Dataset records:

BEGIN

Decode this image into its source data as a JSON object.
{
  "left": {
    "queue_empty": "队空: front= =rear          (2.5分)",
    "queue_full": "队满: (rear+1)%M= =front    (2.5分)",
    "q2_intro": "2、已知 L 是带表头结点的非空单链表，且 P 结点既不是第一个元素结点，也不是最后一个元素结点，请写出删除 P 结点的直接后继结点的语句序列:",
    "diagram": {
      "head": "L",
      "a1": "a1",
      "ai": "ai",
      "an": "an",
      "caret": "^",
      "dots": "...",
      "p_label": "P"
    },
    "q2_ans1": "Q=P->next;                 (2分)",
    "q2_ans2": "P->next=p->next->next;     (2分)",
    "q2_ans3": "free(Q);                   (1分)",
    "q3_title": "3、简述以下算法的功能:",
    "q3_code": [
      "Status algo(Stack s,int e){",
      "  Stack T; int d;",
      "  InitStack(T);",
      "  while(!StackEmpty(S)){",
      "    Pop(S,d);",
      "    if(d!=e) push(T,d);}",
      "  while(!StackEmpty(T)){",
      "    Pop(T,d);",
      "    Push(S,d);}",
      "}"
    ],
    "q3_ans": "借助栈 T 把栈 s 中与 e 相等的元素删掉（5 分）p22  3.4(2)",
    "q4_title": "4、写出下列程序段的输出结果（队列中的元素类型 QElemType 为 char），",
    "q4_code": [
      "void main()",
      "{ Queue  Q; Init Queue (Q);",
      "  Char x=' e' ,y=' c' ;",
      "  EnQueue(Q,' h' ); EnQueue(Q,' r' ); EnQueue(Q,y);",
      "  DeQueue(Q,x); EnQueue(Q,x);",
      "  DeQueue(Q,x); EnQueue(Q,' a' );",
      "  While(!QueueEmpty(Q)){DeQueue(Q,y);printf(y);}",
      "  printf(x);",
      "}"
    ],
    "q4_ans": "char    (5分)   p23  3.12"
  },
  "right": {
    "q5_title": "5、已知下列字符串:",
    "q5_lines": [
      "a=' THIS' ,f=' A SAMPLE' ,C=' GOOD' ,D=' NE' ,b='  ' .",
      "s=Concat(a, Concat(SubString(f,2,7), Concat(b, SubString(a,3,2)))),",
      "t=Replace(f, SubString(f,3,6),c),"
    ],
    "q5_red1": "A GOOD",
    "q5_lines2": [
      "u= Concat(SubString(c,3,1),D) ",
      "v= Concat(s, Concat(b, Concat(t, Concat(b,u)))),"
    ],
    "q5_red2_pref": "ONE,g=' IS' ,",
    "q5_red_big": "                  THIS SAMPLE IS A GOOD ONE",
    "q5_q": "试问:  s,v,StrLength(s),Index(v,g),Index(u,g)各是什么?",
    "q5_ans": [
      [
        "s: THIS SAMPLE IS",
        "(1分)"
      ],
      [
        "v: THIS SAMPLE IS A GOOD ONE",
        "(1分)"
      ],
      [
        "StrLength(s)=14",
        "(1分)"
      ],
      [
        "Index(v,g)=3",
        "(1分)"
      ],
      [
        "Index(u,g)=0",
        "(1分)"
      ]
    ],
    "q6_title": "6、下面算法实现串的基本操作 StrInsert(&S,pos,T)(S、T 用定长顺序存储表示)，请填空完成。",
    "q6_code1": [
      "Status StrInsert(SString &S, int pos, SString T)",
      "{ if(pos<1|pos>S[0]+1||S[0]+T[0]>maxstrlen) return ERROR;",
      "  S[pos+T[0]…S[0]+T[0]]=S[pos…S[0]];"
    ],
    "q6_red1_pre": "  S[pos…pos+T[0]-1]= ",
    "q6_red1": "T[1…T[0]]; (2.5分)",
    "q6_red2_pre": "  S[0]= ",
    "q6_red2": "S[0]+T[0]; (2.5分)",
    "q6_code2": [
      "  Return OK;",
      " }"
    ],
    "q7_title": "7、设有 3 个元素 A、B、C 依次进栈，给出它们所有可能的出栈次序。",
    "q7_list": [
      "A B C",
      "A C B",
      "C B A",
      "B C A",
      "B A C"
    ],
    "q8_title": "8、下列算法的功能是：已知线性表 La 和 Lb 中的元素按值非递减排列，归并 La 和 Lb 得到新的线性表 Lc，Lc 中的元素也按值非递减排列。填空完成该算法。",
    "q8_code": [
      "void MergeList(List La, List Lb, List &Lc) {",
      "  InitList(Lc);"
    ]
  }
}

END

GIVEN REQUEST: Give the count of lines in the data above that hold the string "Index", with no additional words.

EXERCISE RESULT: 3